GOAL:
Repeat, without any change, everything from the line containing "y-tick-label: 60 xyxy=(39,211,60,232)" down to the line containing "y-tick-label: 30 xyxy=(39,373,60,394)", including both of those lines.

-- start of DATA FOR THE TASK --

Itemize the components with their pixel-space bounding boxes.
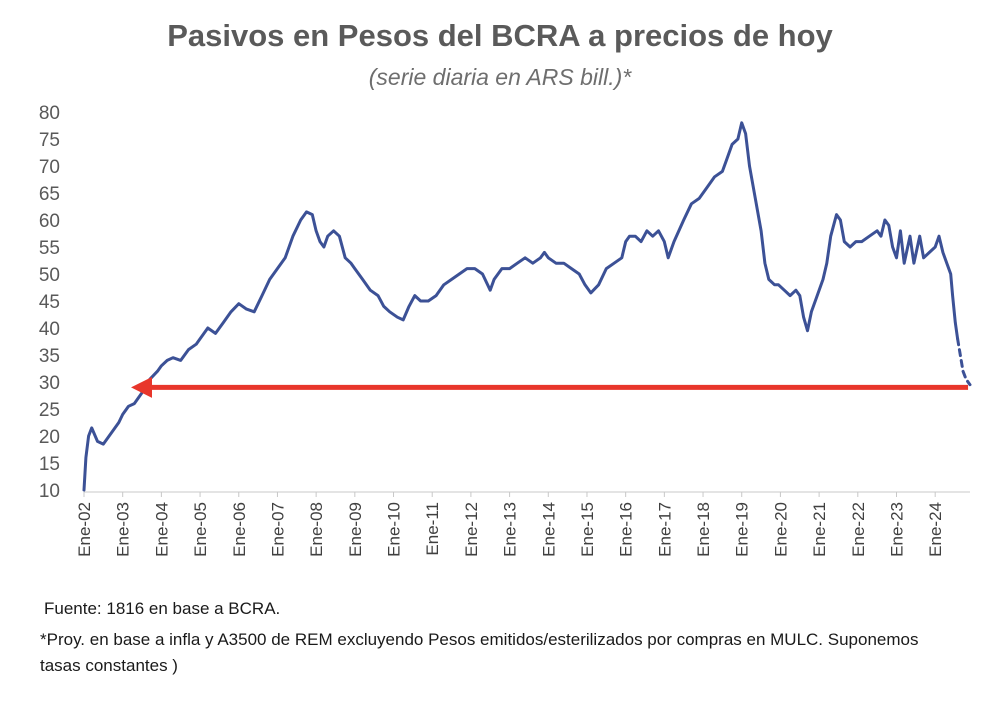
y-tick-label: 60 xyxy=(39,211,60,232)
y-tick-label: 45 xyxy=(39,292,60,313)
x-tick-label: Ene-20 xyxy=(771,502,790,557)
y-axis: 10 15 20 25 30 35 40 45 50 55 60 65 70 75 80 xyxy=(39,103,60,502)
source-note: Fuente: 1816 en base a BCRA. xyxy=(44,599,281,618)
x-tick-label: Ene-04 xyxy=(152,502,171,557)
x-tick-label: Ene-13 xyxy=(501,502,520,557)
y-tick-label: 75 xyxy=(39,130,60,151)
x-tick-label: Ene-21 xyxy=(810,502,829,557)
x-tick-label: Ene-05 xyxy=(191,502,210,557)
projection-note: *Proy. en base a infla y A3500 de REM ex… xyxy=(40,630,919,675)
x-tick-label: Ene-08 xyxy=(307,502,326,557)
x-tick-label: Ene-09 xyxy=(346,502,365,557)
y-tick-label: 30 xyxy=(39,373,60,394)
x-tick-label: Ene-10 xyxy=(385,502,404,557)
y-tick-label: 20 xyxy=(39,427,60,448)
x-tick-label: Ene-14 xyxy=(539,502,558,557)
x-tick-label: Ene-15 xyxy=(578,502,597,557)
y-tick-label: 15 xyxy=(39,454,60,475)
x-tick-label: Ene-07 xyxy=(268,502,287,557)
y-tick-label: 40 xyxy=(39,319,60,340)
series-line xyxy=(82,121,960,492)
x-tick-label: Ene-24 xyxy=(926,502,945,557)
chart-subtitle: (serie diaria en ARS bill.)* xyxy=(368,64,632,90)
y-tick-label: 10 xyxy=(39,481,60,502)
x-tick-label: Ene-06 xyxy=(230,502,249,557)
x-axis: Ene-02 Ene-03 Ene-04 Ene-05 Ene-06 Ene-07 Ene-… xyxy=(75,492,945,557)
x-tick-label: Ene-18 xyxy=(694,502,713,557)
x-tick-label: Ene-12 xyxy=(462,502,481,557)
x-tick-label: Ene-17 xyxy=(655,502,674,557)
x-tick-label: Ene-16 xyxy=(617,502,636,557)
y-tick-label: 80 xyxy=(39,103,60,124)
x-tick-label: Ene-11 xyxy=(423,502,442,556)
y-tick-label: 65 xyxy=(39,184,60,205)
chart-title: Pasivos en Pesos del BCRA a precios de h… xyxy=(167,18,833,53)
y-tick-label: 55 xyxy=(39,238,60,259)
y-tick-label: 70 xyxy=(39,157,60,178)
x-tick-label: Ene-02 xyxy=(75,502,94,557)
y-tick-label: 25 xyxy=(39,400,60,421)
series-layer xyxy=(82,121,972,492)
x-tick-label: Ene-19 xyxy=(733,502,752,557)
x-tick-label: Ene-22 xyxy=(849,502,868,557)
x-tick-label: Ene-03 xyxy=(114,502,133,557)
y-tick-label: 50 xyxy=(39,265,60,286)
y-tick-label: 35 xyxy=(39,346,60,367)
projection-line xyxy=(956,337,972,387)
x-tick-label: Ene-23 xyxy=(887,502,906,557)
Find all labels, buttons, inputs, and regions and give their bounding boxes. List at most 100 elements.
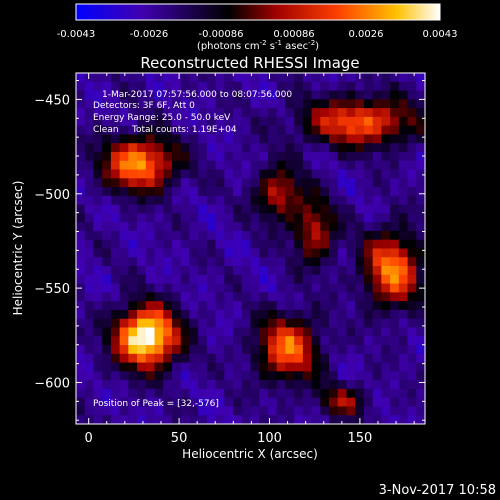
heatmap-cell [206,292,217,302]
heatmap-cell [163,371,173,381]
heatmap-cell [154,81,164,92]
heatmap-cell [416,204,425,215]
heatmap-cell [241,90,252,100]
heatmap-cell [224,318,234,329]
heatmap-cell [329,81,339,92]
heatmap-cell [250,362,260,372]
heatmap-cell [276,81,286,92]
heatmap-cell [198,169,208,179]
heatmap-cell [259,318,269,329]
heatmap-cell [180,415,191,424]
heatmap-cell [302,151,313,162]
heatmap-cell [215,151,225,162]
heatmap-cell [119,204,129,215]
heatmap-cell [381,371,391,381]
heatmap-cell [93,125,103,136]
heatmap-cell [398,134,409,144]
heatmap-cell [102,309,112,320]
heatmap-cell [163,283,173,293]
heatmap-cell [110,187,121,197]
heatmap-cell [285,336,295,346]
heatmap-cell [294,318,304,329]
heatmap-cell [372,204,382,215]
heatmap-cell [180,309,191,320]
heatmap-cell [145,283,156,293]
heatmap-cell [171,292,182,302]
heatmap-cell [276,99,286,109]
heatmap-cell [241,108,252,118]
heatmap-cell [311,266,321,276]
heatmap-cell [337,239,348,250]
heatmap-cell [198,353,208,364]
heatmap-cell [224,99,234,109]
heatmap-cell [259,213,269,223]
heatmap-cell [381,345,391,355]
heatmap-cell [163,187,173,197]
heatmap-cell [206,257,217,267]
heatmap-cell [381,301,391,311]
heatmap-cell [398,266,409,276]
heatmap-cell [337,353,348,364]
heatmap-cell [84,283,95,293]
heatmap-cell [363,336,374,346]
heatmap-cell [241,195,252,206]
heatmap-cell [76,292,86,302]
heatmap-cell [294,151,304,162]
heatmap-cell [276,160,286,171]
heatmap-cell [102,345,112,355]
heatmap-cell [102,266,112,276]
heatmap-cell [355,397,365,408]
heatmap-cell [416,81,425,92]
heatmap-cell [355,108,365,118]
heatmap-cell [180,99,191,109]
heatmap-cell [137,318,147,329]
heatmap-cell [171,406,182,416]
heatmap-cell [407,99,417,109]
heatmap-cell [241,187,252,197]
heatmap-cell [206,388,217,399]
heatmap-cell [76,99,86,109]
heatmap-cell [180,266,191,276]
heatmap-cell [259,415,269,424]
heatmap-cell [398,309,409,320]
heatmap-cell [189,309,199,320]
heatmap-cell [329,318,339,329]
heatmap-cell [285,73,295,83]
heatmap-cell [206,108,217,118]
heatmap-cell [119,116,129,127]
heatmap-cell [76,318,86,329]
heatmap-cell [407,151,417,162]
heatmap-cell [416,73,425,83]
heatmap-cell [119,327,129,337]
heatmap-cell [381,292,391,302]
heatmap-cell [128,274,138,285]
heatmap-cell [302,90,313,100]
heatmap-cell [285,327,295,337]
heatmap-cell [407,309,417,320]
heatmap-cell [93,204,103,215]
heatmap-cell [137,257,147,267]
heatmap-cell [84,90,95,100]
heatmap-cell [145,81,156,92]
heatmap-cell [84,406,95,416]
heatmap-cell [329,274,339,285]
heatmap-cell [180,257,191,267]
heatmap-cell [137,169,147,179]
heatmap-cell [119,371,129,381]
heatmap-cell [206,90,217,100]
heatmap-cell [145,353,156,364]
heatmap-cell [355,230,365,241]
heatmap-cell [171,81,182,92]
heatmap-cell [145,345,156,355]
heatmap-cell [363,388,374,399]
y-tick-label: −600 [34,376,70,391]
heatmap-cell [206,230,217,241]
heatmap-cell [180,108,191,118]
heatmap-cell [145,99,156,109]
heatmap-cell [337,108,348,118]
heatmap-cell [311,81,321,92]
heatmap-cell [171,362,182,372]
heatmap-cell [381,204,391,215]
heatmap-cell [302,397,313,408]
heatmap-cell [198,230,208,241]
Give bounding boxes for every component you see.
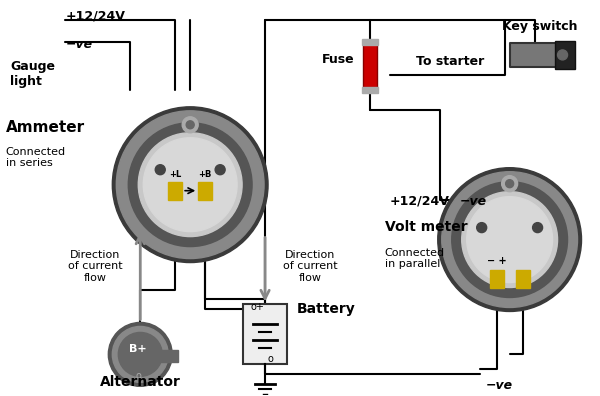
Circle shape <box>467 197 553 282</box>
Circle shape <box>186 121 194 129</box>
Circle shape <box>128 123 252 247</box>
Text: To starter: To starter <box>416 55 484 69</box>
Circle shape <box>155 165 165 175</box>
Text: +12/24V: +12/24V <box>65 10 125 23</box>
Text: +L: +L <box>169 170 181 179</box>
Circle shape <box>452 182 568 297</box>
Text: − +: − + <box>487 255 506 266</box>
Circle shape <box>109 322 172 386</box>
Bar <box>168 182 182 200</box>
Text: B+: B+ <box>130 345 147 354</box>
Text: Gauge
light: Gauge light <box>10 60 55 88</box>
Circle shape <box>506 180 514 188</box>
Bar <box>490 270 503 287</box>
Text: o: o <box>136 371 141 381</box>
Circle shape <box>215 165 225 175</box>
Circle shape <box>476 223 487 232</box>
Bar <box>362 39 378 45</box>
Circle shape <box>438 168 581 312</box>
Text: Volt meter: Volt meter <box>385 220 467 234</box>
Text: +12/24V: +12/24V <box>390 195 450 208</box>
Text: Key switch: Key switch <box>502 20 577 33</box>
Bar <box>509 43 560 67</box>
Text: −ve: −ve <box>486 379 513 392</box>
Text: +B: +B <box>199 170 212 179</box>
Text: −ve: −ve <box>460 195 487 208</box>
Text: Connected
in parallel: Connected in parallel <box>385 248 445 269</box>
Bar <box>160 350 178 362</box>
Text: Connected
in series: Connected in series <box>5 147 65 168</box>
Bar <box>363 43 377 87</box>
Circle shape <box>182 117 198 133</box>
Bar <box>198 182 212 200</box>
Text: Ammeter: Ammeter <box>5 120 85 135</box>
Text: o: o <box>267 354 273 364</box>
Circle shape <box>533 223 542 232</box>
Circle shape <box>138 133 242 236</box>
Bar <box>362 87 378 93</box>
Circle shape <box>442 172 578 307</box>
Circle shape <box>118 332 162 376</box>
Text: Alternator: Alternator <box>100 375 181 389</box>
Text: Direction
of current
flow: Direction of current flow <box>68 249 122 283</box>
Text: Fuse: Fuse <box>322 53 355 67</box>
Circle shape <box>112 326 168 383</box>
Circle shape <box>462 192 557 287</box>
Text: o+: o+ <box>250 303 264 312</box>
Circle shape <box>116 111 264 259</box>
Bar <box>554 41 575 69</box>
Text: Battery: Battery <box>297 303 356 316</box>
Text: Direction
of current
flow: Direction of current flow <box>283 249 337 283</box>
Circle shape <box>557 50 568 60</box>
Circle shape <box>143 138 237 232</box>
Circle shape <box>502 176 518 192</box>
Text: −ve: −ve <box>65 38 92 51</box>
Circle shape <box>112 107 268 263</box>
Bar <box>515 270 530 287</box>
Bar <box>243 305 287 364</box>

-- end of DATA FOR THE TASK --

TASK SOLUTION:
y-tick-label: 60 xyxy=(39,211,60,232)
y-tick-label: 45 xyxy=(39,292,60,313)
x-tick-label: Ene-20 xyxy=(771,502,790,557)
y-axis: 10 15 20 25 30 35 40 45 50 55 60 65 70 75 80 xyxy=(39,103,60,502)
source-note: Fuente: 1816 en base a BCRA. xyxy=(44,599,281,618)
x-tick-label: Ene-04 xyxy=(152,502,171,557)
x-tick-label: Ene-13 xyxy=(501,502,520,557)
y-tick-label: 75 xyxy=(39,130,60,151)
x-tick-label: Ene-21 xyxy=(810,502,829,557)
x-tick-label: Ene-05 xyxy=(191,502,210,557)
projection-note: *Proy. en base a infla y A3500 de REM ex… xyxy=(40,630,919,675)
x-tick-label: Ene-08 xyxy=(307,502,326,557)
x-tick-label: Ene-09 xyxy=(346,502,365,557)
y-tick-label: 30 xyxy=(39,373,60,394)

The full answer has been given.